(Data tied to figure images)
start
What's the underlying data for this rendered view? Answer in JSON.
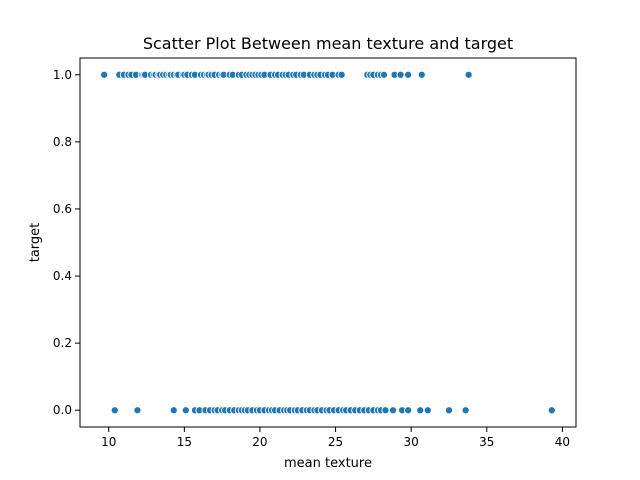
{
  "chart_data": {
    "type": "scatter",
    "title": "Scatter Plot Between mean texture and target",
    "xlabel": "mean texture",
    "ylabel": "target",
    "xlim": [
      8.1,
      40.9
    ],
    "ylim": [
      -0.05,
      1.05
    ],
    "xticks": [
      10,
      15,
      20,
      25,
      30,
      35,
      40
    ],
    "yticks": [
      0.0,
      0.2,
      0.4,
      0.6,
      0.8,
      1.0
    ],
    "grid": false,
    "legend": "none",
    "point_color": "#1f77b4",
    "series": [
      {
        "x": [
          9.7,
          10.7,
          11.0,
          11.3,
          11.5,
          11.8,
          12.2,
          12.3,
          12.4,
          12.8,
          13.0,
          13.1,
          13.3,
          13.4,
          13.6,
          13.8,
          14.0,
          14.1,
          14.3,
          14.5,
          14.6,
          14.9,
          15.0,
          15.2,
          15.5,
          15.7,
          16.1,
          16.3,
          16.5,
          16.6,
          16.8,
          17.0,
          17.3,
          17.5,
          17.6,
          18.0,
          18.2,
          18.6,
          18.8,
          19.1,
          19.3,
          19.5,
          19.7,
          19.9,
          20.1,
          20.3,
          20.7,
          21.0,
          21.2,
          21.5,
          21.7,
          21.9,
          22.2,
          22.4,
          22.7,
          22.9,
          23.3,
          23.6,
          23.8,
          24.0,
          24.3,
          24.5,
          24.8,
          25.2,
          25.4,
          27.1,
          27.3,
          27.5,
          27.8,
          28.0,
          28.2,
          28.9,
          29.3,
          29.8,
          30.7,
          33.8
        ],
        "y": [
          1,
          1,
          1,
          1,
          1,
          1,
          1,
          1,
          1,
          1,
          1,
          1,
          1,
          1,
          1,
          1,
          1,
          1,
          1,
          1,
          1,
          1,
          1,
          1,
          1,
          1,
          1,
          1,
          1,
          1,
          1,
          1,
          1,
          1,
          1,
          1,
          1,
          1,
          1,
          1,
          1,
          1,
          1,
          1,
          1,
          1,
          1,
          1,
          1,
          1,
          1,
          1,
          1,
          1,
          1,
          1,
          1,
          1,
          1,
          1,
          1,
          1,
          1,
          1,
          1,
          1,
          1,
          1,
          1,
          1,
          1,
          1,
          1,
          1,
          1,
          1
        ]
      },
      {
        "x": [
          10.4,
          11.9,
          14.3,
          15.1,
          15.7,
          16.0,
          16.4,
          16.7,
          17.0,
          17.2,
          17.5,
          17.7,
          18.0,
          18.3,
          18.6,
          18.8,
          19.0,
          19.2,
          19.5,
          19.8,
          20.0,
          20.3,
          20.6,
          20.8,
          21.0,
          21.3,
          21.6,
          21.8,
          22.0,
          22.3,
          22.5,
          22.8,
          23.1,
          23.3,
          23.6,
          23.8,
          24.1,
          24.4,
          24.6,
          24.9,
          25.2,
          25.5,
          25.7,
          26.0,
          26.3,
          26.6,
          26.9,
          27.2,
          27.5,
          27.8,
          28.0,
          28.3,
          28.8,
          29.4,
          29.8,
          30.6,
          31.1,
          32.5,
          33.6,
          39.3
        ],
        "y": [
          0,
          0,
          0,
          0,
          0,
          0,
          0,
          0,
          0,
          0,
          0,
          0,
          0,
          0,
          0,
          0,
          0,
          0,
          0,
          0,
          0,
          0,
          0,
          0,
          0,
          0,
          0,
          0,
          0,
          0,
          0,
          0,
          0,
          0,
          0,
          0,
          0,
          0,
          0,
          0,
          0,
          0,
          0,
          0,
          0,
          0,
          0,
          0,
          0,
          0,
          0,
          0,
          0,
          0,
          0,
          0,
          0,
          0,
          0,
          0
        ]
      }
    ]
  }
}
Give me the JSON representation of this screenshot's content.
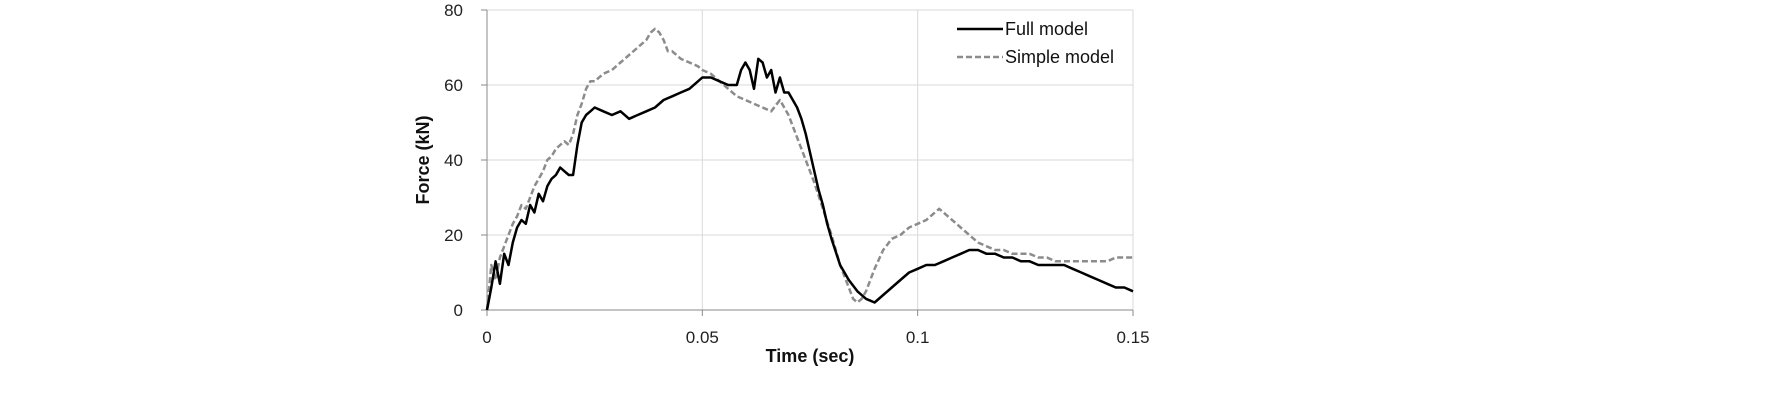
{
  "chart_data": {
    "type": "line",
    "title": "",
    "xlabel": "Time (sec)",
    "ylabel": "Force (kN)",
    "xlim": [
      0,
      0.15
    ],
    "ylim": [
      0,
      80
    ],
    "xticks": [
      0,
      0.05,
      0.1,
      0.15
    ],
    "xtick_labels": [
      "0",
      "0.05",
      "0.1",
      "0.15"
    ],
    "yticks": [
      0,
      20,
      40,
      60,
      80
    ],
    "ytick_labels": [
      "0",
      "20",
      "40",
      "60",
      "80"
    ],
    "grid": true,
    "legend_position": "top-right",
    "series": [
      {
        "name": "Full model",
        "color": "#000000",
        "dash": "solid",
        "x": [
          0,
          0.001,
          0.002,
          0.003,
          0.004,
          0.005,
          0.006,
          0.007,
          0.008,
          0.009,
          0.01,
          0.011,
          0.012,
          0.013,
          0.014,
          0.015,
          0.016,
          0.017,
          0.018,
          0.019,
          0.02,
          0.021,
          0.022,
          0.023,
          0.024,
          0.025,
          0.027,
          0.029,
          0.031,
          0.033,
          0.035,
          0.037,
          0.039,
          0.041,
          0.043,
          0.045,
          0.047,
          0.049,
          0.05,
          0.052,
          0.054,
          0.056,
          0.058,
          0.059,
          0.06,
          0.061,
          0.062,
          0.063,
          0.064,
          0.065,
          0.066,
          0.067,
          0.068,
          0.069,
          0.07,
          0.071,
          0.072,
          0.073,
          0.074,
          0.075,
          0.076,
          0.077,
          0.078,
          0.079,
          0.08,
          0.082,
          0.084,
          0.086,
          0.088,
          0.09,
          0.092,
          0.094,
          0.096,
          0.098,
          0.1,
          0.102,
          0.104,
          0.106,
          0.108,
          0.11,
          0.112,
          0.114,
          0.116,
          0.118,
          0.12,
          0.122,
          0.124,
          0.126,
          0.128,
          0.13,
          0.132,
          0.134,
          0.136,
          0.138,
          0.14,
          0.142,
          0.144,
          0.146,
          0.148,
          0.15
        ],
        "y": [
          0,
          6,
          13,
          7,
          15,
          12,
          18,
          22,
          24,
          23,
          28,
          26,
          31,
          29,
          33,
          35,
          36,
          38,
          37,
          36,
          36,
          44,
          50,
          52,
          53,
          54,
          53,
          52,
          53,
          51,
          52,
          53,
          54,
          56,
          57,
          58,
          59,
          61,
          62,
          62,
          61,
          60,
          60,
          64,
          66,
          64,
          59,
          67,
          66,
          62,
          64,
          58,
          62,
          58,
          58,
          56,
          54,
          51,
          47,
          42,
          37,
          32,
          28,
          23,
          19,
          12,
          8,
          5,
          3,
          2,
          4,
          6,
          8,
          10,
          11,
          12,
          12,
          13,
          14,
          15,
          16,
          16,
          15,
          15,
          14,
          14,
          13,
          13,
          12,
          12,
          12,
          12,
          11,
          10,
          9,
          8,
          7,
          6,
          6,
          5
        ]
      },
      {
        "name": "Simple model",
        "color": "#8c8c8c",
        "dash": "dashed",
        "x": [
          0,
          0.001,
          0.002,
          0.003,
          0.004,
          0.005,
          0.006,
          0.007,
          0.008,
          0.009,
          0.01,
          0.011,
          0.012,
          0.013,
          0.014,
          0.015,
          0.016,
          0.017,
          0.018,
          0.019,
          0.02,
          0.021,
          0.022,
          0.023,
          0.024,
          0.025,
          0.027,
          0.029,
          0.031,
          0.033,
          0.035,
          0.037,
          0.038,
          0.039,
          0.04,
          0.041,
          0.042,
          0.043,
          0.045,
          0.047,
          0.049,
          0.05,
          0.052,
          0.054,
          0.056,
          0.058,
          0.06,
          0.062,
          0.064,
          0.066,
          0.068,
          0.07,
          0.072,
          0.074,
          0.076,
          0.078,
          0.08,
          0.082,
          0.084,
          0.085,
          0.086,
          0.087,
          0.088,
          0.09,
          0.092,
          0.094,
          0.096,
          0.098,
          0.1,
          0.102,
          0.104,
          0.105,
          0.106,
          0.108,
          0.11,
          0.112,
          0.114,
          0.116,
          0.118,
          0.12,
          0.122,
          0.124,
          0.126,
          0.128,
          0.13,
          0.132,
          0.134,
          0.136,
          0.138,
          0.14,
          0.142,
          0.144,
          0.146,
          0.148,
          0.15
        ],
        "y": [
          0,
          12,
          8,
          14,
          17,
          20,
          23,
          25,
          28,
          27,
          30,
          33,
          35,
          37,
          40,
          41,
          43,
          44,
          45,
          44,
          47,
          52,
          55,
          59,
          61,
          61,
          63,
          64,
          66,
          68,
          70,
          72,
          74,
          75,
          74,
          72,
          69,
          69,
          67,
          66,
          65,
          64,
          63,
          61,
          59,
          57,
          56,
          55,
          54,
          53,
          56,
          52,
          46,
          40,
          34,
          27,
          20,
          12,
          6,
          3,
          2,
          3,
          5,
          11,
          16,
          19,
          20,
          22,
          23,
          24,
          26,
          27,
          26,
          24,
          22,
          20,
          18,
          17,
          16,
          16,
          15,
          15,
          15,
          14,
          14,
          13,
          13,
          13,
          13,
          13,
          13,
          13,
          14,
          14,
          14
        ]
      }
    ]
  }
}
end
(Exercise aim): Copy and report every line where the word "title" is present.

(Result of this task):
    "title": "Scatter Plot Between mean texture and target",
    "title": "",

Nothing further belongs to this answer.